# Description of the task:
Could you give the data that follows again exactly, without its pictures?
=== Data for this task ===
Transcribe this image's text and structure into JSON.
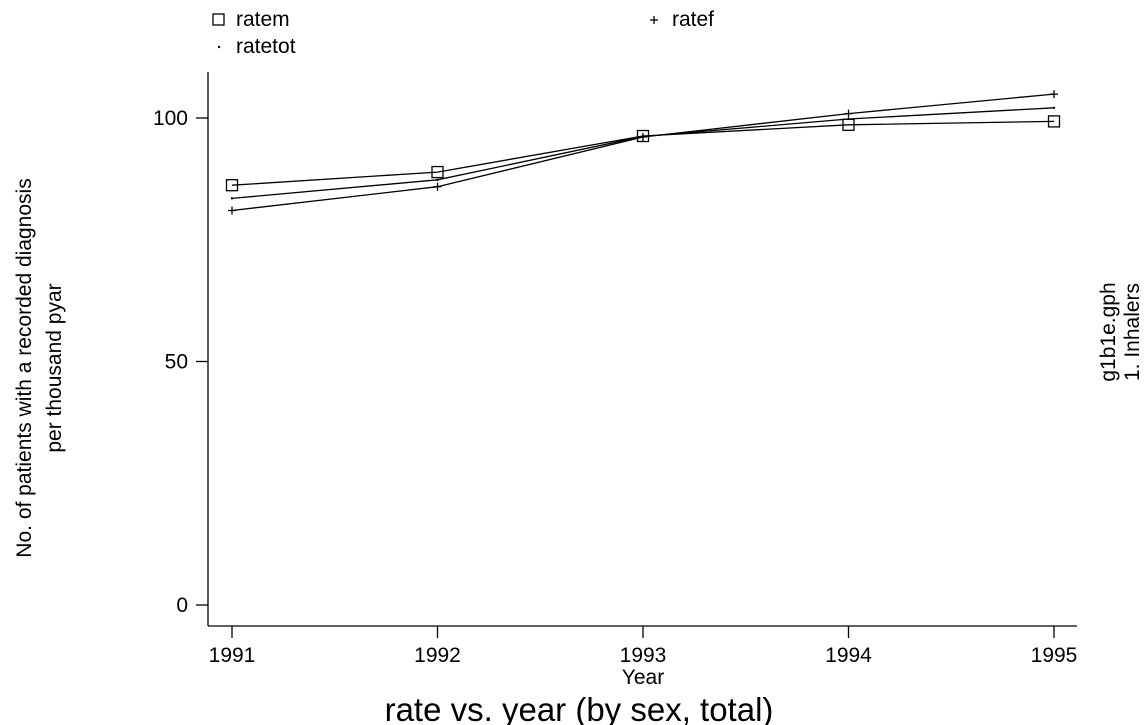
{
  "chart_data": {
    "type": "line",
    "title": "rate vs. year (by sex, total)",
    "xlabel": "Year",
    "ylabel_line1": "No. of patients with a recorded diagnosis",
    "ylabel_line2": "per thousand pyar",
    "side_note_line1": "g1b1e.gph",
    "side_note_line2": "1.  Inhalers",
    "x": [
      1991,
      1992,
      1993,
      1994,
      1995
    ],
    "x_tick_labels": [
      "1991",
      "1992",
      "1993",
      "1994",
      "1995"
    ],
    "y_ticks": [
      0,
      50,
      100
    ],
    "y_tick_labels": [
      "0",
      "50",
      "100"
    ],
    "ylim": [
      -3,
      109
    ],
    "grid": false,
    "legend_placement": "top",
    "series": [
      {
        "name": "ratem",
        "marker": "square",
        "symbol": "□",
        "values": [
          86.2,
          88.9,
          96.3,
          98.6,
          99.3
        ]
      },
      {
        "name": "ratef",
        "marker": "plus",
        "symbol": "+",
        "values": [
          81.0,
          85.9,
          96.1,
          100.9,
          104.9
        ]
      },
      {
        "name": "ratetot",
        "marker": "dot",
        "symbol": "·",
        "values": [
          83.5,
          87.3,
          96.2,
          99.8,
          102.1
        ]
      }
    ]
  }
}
===
# Result of this task:
Transcribe this image's text and structure into JSON.
{
  "chart_data": {
    "type": "line",
    "title": "rate vs. year (by sex, total)",
    "xlabel": "Year",
    "ylabel_line1": "No. of patients with a recorded diagnosis",
    "ylabel_line2": "per thousand pyar",
    "side_note_line1": "g1b1e.gph",
    "side_note_line2": "1.  Inhalers",
    "x": [
      1991,
      1992,
      1993,
      1994,
      1995
    ],
    "x_tick_labels": [
      "1991",
      "1992",
      "1993",
      "1994",
      "1995"
    ],
    "y_ticks": [
      0,
      50,
      100
    ],
    "y_tick_labels": [
      "0",
      "50",
      "100"
    ],
    "ylim": [
      -3,
      109
    ],
    "grid": false,
    "legend_placement": "top",
    "series": [
      {
        "name": "ratem",
        "marker": "square",
        "symbol": "□",
        "values": [
          86.2,
          88.9,
          96.3,
          98.6,
          99.3
        ]
      },
      {
        "name": "ratef",
        "marker": "plus",
        "symbol": "+",
        "values": [
          81.0,
          85.9,
          96.1,
          100.9,
          104.9
        ]
      },
      {
        "name": "ratetot",
        "marker": "dot",
        "symbol": "·",
        "values": [
          83.5,
          87.3,
          96.2,
          99.8,
          102.1
        ]
      }
    ]
  }
}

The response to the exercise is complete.